[Stored dataset items]
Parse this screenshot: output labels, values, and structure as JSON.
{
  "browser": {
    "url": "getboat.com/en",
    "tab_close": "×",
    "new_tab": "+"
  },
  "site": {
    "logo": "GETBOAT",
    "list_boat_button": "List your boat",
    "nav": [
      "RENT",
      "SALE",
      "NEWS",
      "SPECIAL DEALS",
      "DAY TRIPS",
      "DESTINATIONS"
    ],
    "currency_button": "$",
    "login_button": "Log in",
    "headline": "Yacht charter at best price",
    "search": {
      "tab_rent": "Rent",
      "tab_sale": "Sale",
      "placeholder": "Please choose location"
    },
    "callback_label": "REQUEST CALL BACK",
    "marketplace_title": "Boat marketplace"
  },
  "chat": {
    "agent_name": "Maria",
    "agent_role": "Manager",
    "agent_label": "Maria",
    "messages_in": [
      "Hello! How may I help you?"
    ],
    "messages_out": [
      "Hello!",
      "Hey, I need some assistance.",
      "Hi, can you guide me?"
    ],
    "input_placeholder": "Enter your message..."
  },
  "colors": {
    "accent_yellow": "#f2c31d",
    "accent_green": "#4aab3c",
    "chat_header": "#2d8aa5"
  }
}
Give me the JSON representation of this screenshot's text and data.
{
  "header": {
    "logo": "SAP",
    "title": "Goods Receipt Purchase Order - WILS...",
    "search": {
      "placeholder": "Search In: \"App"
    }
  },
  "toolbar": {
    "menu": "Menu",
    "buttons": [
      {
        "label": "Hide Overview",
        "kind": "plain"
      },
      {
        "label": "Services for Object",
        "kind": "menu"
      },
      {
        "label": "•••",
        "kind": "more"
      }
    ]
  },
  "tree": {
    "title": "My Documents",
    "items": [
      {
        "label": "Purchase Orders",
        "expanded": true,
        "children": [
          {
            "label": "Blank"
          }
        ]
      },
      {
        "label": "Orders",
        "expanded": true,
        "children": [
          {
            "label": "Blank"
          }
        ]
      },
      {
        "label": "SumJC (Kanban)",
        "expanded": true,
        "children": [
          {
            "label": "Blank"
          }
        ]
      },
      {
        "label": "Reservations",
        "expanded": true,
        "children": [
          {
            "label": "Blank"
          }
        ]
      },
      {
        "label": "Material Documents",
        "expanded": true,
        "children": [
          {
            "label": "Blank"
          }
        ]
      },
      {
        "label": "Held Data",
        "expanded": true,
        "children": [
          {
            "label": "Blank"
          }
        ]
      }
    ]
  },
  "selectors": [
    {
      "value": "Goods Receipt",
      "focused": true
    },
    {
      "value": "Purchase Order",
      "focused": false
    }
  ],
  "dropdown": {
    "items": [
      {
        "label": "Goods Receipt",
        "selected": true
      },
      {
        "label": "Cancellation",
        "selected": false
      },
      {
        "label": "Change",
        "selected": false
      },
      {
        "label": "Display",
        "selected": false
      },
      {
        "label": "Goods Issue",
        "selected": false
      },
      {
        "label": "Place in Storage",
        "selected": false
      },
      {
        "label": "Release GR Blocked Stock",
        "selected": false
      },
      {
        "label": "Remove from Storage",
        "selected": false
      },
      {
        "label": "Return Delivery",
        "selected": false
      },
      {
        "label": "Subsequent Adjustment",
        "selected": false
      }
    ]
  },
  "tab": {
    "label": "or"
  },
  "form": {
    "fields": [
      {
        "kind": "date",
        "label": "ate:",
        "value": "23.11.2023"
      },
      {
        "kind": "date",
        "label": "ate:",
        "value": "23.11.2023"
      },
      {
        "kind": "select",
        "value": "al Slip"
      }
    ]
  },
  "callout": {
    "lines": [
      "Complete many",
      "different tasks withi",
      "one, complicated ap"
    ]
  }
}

■ **Goal of the exercise**
The records above are to be repeated exactly, in their entirety.

■ **Solution**
Parse this screenshot: output labels, values, and structure as JSON.
{
  "browser": {
    "url": "getboat.com/en",
    "tab_close": "×",
    "new_tab": "+"
  },
  "site": {
    "logo": "GETBOAT",
    "list_boat_button": "List your boat",
    "nav": [
      "RENT",
      "SALE",
      "NEWS",
      "SPECIAL DEALS",
      "DAY TRIPS",
      "DESTINATIONS"
    ],
    "currency_button": "$",
    "login_button": "Log in",
    "headline": "Yacht charter at best price",
    "search": {
      "tab_rent": "Rent",
      "tab_sale": "Sale",
      "placeholder": "Please choose location"
    },
    "callback_label": "REQUEST CALL BACK",
    "marketplace_title": "Boat marketplace"
  },
  "chat": {
    "agent_name": "Maria",
    "agent_role": "Manager",
    "agent_label": "Maria",
    "messages_in": [
      "Hello! How may I help you?"
    ],
    "messages_out": [
      "Hello!",
      "Hey, I need some assistance.",
      "Hi, can you guide me?"
    ],
    "input_placeholder": "Enter your message..."
  },
  "colors": {
    "accent_yellow": "#f2c31d",
    "accent_green": "#4aab3c",
    "chat_header": "#2d8aa5"
  }
}
Give me the JSON representation of this screenshot's text and data.
{
  "header": {
    "logo": "SAP",
    "title": "Goods Receipt Purchase Order - WILS...",
    "search": {
      "placeholder": "Search In: \"App"
    }
  },
  "toolbar": {
    "menu": "Menu",
    "buttons": [
      {
        "label": "Hide Overview",
        "kind": "plain"
      },
      {
        "label": "Services for Object",
        "kind": "menu"
      },
      {
        "label": "•••",
        "kind": "more"
      }
    ]
  },
  "tree": {
    "title": "My Documents",
    "items": [
      {
        "label": "Purchase Orders",
        "expanded": true,
        "children": [
          {
            "label": "Blank"
          }
        ]
      },
      {
        "label": "Orders",
        "expanded": true,
        "children": [
          {
            "label": "Blank"
          }
        ]
      },
      {
        "label": "SumJC (Kanban)",
        "expanded": true,
        "children": [
          {
            "label": "Blank"
          }
        ]
      },
      {
        "label": "Reservations",
        "expanded": true,
        "children": [
          {
            "label": "Blank"
          }
        ]
      },
      {
        "label": "Material Documents",
        "expanded": true,
        "children": [
          {
            "label": "Blank"
          }
        ]
      },
      {
        "label": "Held Data",
        "expanded": true,
        "children": [
          {
            "label": "Blank"
          }
        ]
      }
    ]
  },
  "selectors": [
    {
      "value": "Goods Receipt",
      "focused": true
    },
    {
      "value": "Purchase Order",
      "focused": false
    }
  ],
  "dropdown": {
    "items": [
      {
        "label": "Goods Receipt",
        "selected": true
      },
      {
        "label": "Cancellation",
        "selected": false
      },
      {
        "label": "Change",
        "selected": false
      },
      {
        "label": "Display",
        "selected": false
      },
      {
        "label": "Goods Issue",
        "selected": false
      },
      {
        "label": "Place in Storage",
        "selected": false
      },
      {
        "label": "Release GR Blocked Stock",
        "selected": false
      },
      {
        "label": "Remove from Storage",
        "selected": false
      },
      {
        "label": "Return Delivery",
        "selected": false
      },
      {
        "label": "Subsequent Adjustment",
        "selected": false
      }
    ]
  },
  "tab": {
    "label": "or"
  },
  "form": {
    "fields": [
      {
        "kind": "date",
        "label": "ate:",
        "value": "23.11.2023"
      },
      {
        "kind": "date",
        "label": "ate:",
        "value": "23.11.2023"
      },
      {
        "kind": "select",
        "value": "al Slip"
      }
    ]
  },
  "callout": {
    "lines": [
      "Complete many",
      "different tasks withi",
      "one, complicated ap"
    ]
  }
}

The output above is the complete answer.